### WHAT YOU WILL DO
Return every entry below exactly as written, minus the pictures.
Start of Block
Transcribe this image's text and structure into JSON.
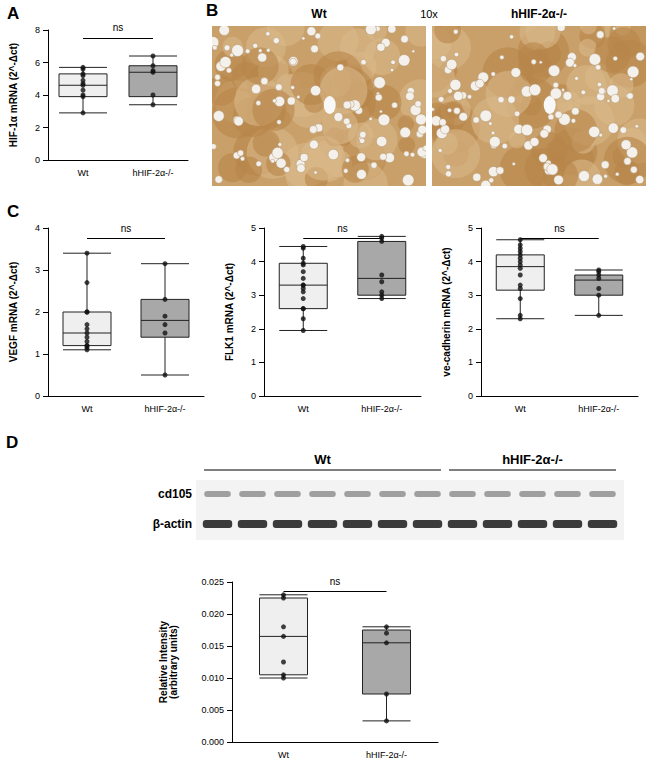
{
  "chart_data": [
    {
      "type": "boxplot",
      "title": "A",
      "categories": [
        "Wt",
        "hHIF-2α-/-"
      ],
      "ylabel": "HIF-1α mRNA (2^-Δct)",
      "ylim": [
        0,
        8
      ],
      "yticks": [
        0,
        2,
        4,
        6,
        8
      ],
      "boxes": [
        [
          2.9,
          3.9,
          4.6,
          5.3,
          5.7
        ],
        [
          3.4,
          3.9,
          5.4,
          5.8,
          6.4
        ]
      ],
      "points": [
        [
          2.9,
          3.9,
          4.0,
          4.3,
          4.6,
          4.7,
          4.9,
          5.2,
          5.3,
          5.6,
          5.7
        ],
        [
          3.4,
          4.0,
          5.4,
          5.5,
          5.8,
          6.4
        ]
      ],
      "colors": [
        "#efefef",
        "#a8a8a8"
      ],
      "annotations": [
        "ns"
      ]
    },
    {
      "type": "boxplot",
      "title": "C",
      "categories": [
        "Wt",
        "hHIF-2α-/-"
      ],
      "ylabel": "VEGF mRNA (2^-Δct)",
      "ylim": [
        0,
        4
      ],
      "yticks": [
        0,
        1,
        2,
        3,
        4
      ],
      "boxes": [
        [
          1.1,
          1.2,
          1.5,
          2.0,
          3.4
        ],
        [
          0.5,
          1.4,
          1.8,
          2.3,
          3.15
        ]
      ],
      "points": [
        [
          1.1,
          1.15,
          1.2,
          1.2,
          1.3,
          1.4,
          1.5,
          1.6,
          1.7,
          2.0,
          2.0,
          2.7,
          3.4
        ],
        [
          0.5,
          1.5,
          1.7,
          1.9,
          2.3,
          3.15
        ]
      ],
      "colors": [
        "#efefef",
        "#a8a8a8"
      ],
      "annotations": [
        "ns"
      ]
    },
    {
      "type": "boxplot",
      "categories": [
        "Wt",
        "hHIF-2α-/-"
      ],
      "ylabel": "FLK1 mRNA (2^-Δct)",
      "ylim": [
        0,
        5
      ],
      "yticks": [
        0,
        1,
        2,
        3,
        4,
        5
      ],
      "boxes": [
        [
          1.95,
          2.6,
          3.3,
          3.95,
          4.45
        ],
        [
          2.9,
          3.0,
          3.5,
          4.6,
          4.75
        ]
      ],
      "points": [
        [
          1.95,
          2.3,
          2.6,
          2.6,
          2.9,
          3.1,
          3.2,
          3.3,
          3.3,
          3.5,
          3.7,
          3.9,
          3.95,
          4.1,
          4.4,
          4.45
        ],
        [
          2.9,
          3.0,
          3.1,
          3.4,
          3.6,
          4.6,
          4.7,
          4.75
        ]
      ],
      "colors": [
        "#efefef",
        "#a8a8a8"
      ],
      "annotations": [
        "ns"
      ]
    },
    {
      "type": "boxplot",
      "categories": [
        "Wt",
        "hHIF-2α-/-"
      ],
      "ylabel": "ve-cadherin mRNA (2^-Δct)",
      "ylim": [
        0,
        5
      ],
      "yticks": [
        0,
        1,
        2,
        3,
        4,
        5
      ],
      "boxes": [
        [
          2.3,
          3.15,
          3.85,
          4.2,
          4.65
        ],
        [
          2.4,
          3.0,
          3.45,
          3.6,
          3.75
        ]
      ],
      "points": [
        [
          2.3,
          2.4,
          2.9,
          3.2,
          3.3,
          3.6,
          3.8,
          3.9,
          4.0,
          4.1,
          4.2,
          4.3,
          4.4,
          4.5,
          4.65
        ],
        [
          2.4,
          3.0,
          3.2,
          3.5,
          3.6,
          3.7,
          3.75
        ]
      ],
      "colors": [
        "#efefef",
        "#a8a8a8"
      ],
      "annotations": [
        "ns"
      ]
    },
    {
      "type": "boxplot",
      "categories": [
        "Wt",
        "hHIF-2α-/-"
      ],
      "ylabel": "Relative Intensity\n(arbitrary units)",
      "ylim": [
        0,
        0.025
      ],
      "yticks": [
        {
          "value": 0,
          "label": "0.000"
        },
        {
          "value": 0.005,
          "label": "0.005"
        },
        {
          "value": 0.01,
          "label": "0.010"
        },
        {
          "value": 0.015,
          "label": "0.015"
        },
        {
          "value": 0.02,
          "label": "0.020"
        },
        {
          "value": 0.025,
          "label": "0.025"
        }
      ],
      "boxes": [
        [
          0.01,
          0.0105,
          0.0165,
          0.0225,
          0.023
        ],
        [
          0.0033,
          0.0075,
          0.0155,
          0.0175,
          0.018
        ]
      ],
      "points": [
        [
          0.01,
          0.0105,
          0.0125,
          0.0165,
          0.018,
          0.0225,
          0.023
        ],
        [
          0.0033,
          0.0075,
          0.0155,
          0.017,
          0.018
        ]
      ],
      "colors": [
        "#efefef",
        "#a8a8a8"
      ],
      "annotations": [
        "ns"
      ]
    }
  ],
  "micrograph": {
    "label": "B",
    "magnification": "10x",
    "groups": [
      "Wt",
      "hHIF-2α-/-"
    ]
  },
  "blot": {
    "label": "D",
    "groups": [
      "Wt",
      "hHIF-2α-/-"
    ],
    "lanes": [
      7,
      5
    ],
    "rows": [
      "cd105",
      "β-actin"
    ]
  }
}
End of Block
### FINAL ANSWER
Transcribe this image's text and structure into JSON.
{
  "chart_data": [
    {
      "type": "boxplot",
      "title": "A",
      "categories": [
        "Wt",
        "hHIF-2α-/-"
      ],
      "ylabel": "HIF-1α mRNA (2^-Δct)",
      "ylim": [
        0,
        8
      ],
      "yticks": [
        0,
        2,
        4,
        6,
        8
      ],
      "boxes": [
        [
          2.9,
          3.9,
          4.6,
          5.3,
          5.7
        ],
        [
          3.4,
          3.9,
          5.4,
          5.8,
          6.4
        ]
      ],
      "points": [
        [
          2.9,
          3.9,
          4.0,
          4.3,
          4.6,
          4.7,
          4.9,
          5.2,
          5.3,
          5.6,
          5.7
        ],
        [
          3.4,
          4.0,
          5.4,
          5.5,
          5.8,
          6.4
        ]
      ],
      "colors": [
        "#efefef",
        "#a8a8a8"
      ],
      "annotations": [
        "ns"
      ]
    },
    {
      "type": "boxplot",
      "title": "C",
      "categories": [
        "Wt",
        "hHIF-2α-/-"
      ],
      "ylabel": "VEGF mRNA (2^-Δct)",
      "ylim": [
        0,
        4
      ],
      "yticks": [
        0,
        1,
        2,
        3,
        4
      ],
      "boxes": [
        [
          1.1,
          1.2,
          1.5,
          2.0,
          3.4
        ],
        [
          0.5,
          1.4,
          1.8,
          2.3,
          3.15
        ]
      ],
      "points": [
        [
          1.1,
          1.15,
          1.2,
          1.2,
          1.3,
          1.4,
          1.5,
          1.6,
          1.7,
          2.0,
          2.0,
          2.7,
          3.4
        ],
        [
          0.5,
          1.5,
          1.7,
          1.9,
          2.3,
          3.15
        ]
      ],
      "colors": [
        "#efefef",
        "#a8a8a8"
      ],
      "annotations": [
        "ns"
      ]
    },
    {
      "type": "boxplot",
      "categories": [
        "Wt",
        "hHIF-2α-/-"
      ],
      "ylabel": "FLK1 mRNA (2^-Δct)",
      "ylim": [
        0,
        5
      ],
      "yticks": [
        0,
        1,
        2,
        3,
        4,
        5
      ],
      "boxes": [
        [
          1.95,
          2.6,
          3.3,
          3.95,
          4.45
        ],
        [
          2.9,
          3.0,
          3.5,
          4.6,
          4.75
        ]
      ],
      "points": [
        [
          1.95,
          2.3,
          2.6,
          2.6,
          2.9,
          3.1,
          3.2,
          3.3,
          3.3,
          3.5,
          3.7,
          3.9,
          3.95,
          4.1,
          4.4,
          4.45
        ],
        [
          2.9,
          3.0,
          3.1,
          3.4,
          3.6,
          4.6,
          4.7,
          4.75
        ]
      ],
      "colors": [
        "#efefef",
        "#a8a8a8"
      ],
      "annotations": [
        "ns"
      ]
    },
    {
      "type": "boxplot",
      "categories": [
        "Wt",
        "hHIF-2α-/-"
      ],
      "ylabel": "ve-cadherin mRNA (2^-Δct)",
      "ylim": [
        0,
        5
      ],
      "yticks": [
        0,
        1,
        2,
        3,
        4,
        5
      ],
      "boxes": [
        [
          2.3,
          3.15,
          3.85,
          4.2,
          4.65
        ],
        [
          2.4,
          3.0,
          3.45,
          3.6,
          3.75
        ]
      ],
      "points": [
        [
          2.3,
          2.4,
          2.9,
          3.2,
          3.3,
          3.6,
          3.8,
          3.9,
          4.0,
          4.1,
          4.2,
          4.3,
          4.4,
          4.5,
          4.65
        ],
        [
          2.4,
          3.0,
          3.2,
          3.5,
          3.6,
          3.7,
          3.75
        ]
      ],
      "colors": [
        "#efefef",
        "#a8a8a8"
      ],
      "annotations": [
        "ns"
      ]
    },
    {
      "type": "boxplot",
      "categories": [
        "Wt",
        "hHIF-2α-/-"
      ],
      "ylabel": "Relative Intensity\n(arbitrary units)",
      "ylim": [
        0,
        0.025
      ],
      "yticks": [
        {
          "value": 0,
          "label": "0.000"
        },
        {
          "value": 0.005,
          "label": "0.005"
        },
        {
          "value": 0.01,
          "label": "0.010"
        },
        {
          "value": 0.015,
          "label": "0.015"
        },
        {
          "value": 0.02,
          "label": "0.020"
        },
        {
          "value": 0.025,
          "label": "0.025"
        }
      ],
      "boxes": [
        [
          0.01,
          0.0105,
          0.0165,
          0.0225,
          0.023
        ],
        [
          0.0033,
          0.0075,
          0.0155,
          0.0175,
          0.018
        ]
      ],
      "points": [
        [
          0.01,
          0.0105,
          0.0125,
          0.0165,
          0.018,
          0.0225,
          0.023
        ],
        [
          0.0033,
          0.0075,
          0.0155,
          0.017,
          0.018
        ]
      ],
      "colors": [
        "#efefef",
        "#a8a8a8"
      ],
      "annotations": [
        "ns"
      ]
    }
  ],
  "micrograph": {
    "label": "B",
    "magnification": "10x",
    "groups": [
      "Wt",
      "hHIF-2α-/-"
    ]
  },
  "blot": {
    "label": "D",
    "groups": [
      "Wt",
      "hHIF-2α-/-"
    ],
    "lanes": [
      7,
      5
    ],
    "rows": [
      "cd105",
      "β-actin"
    ]
  }
}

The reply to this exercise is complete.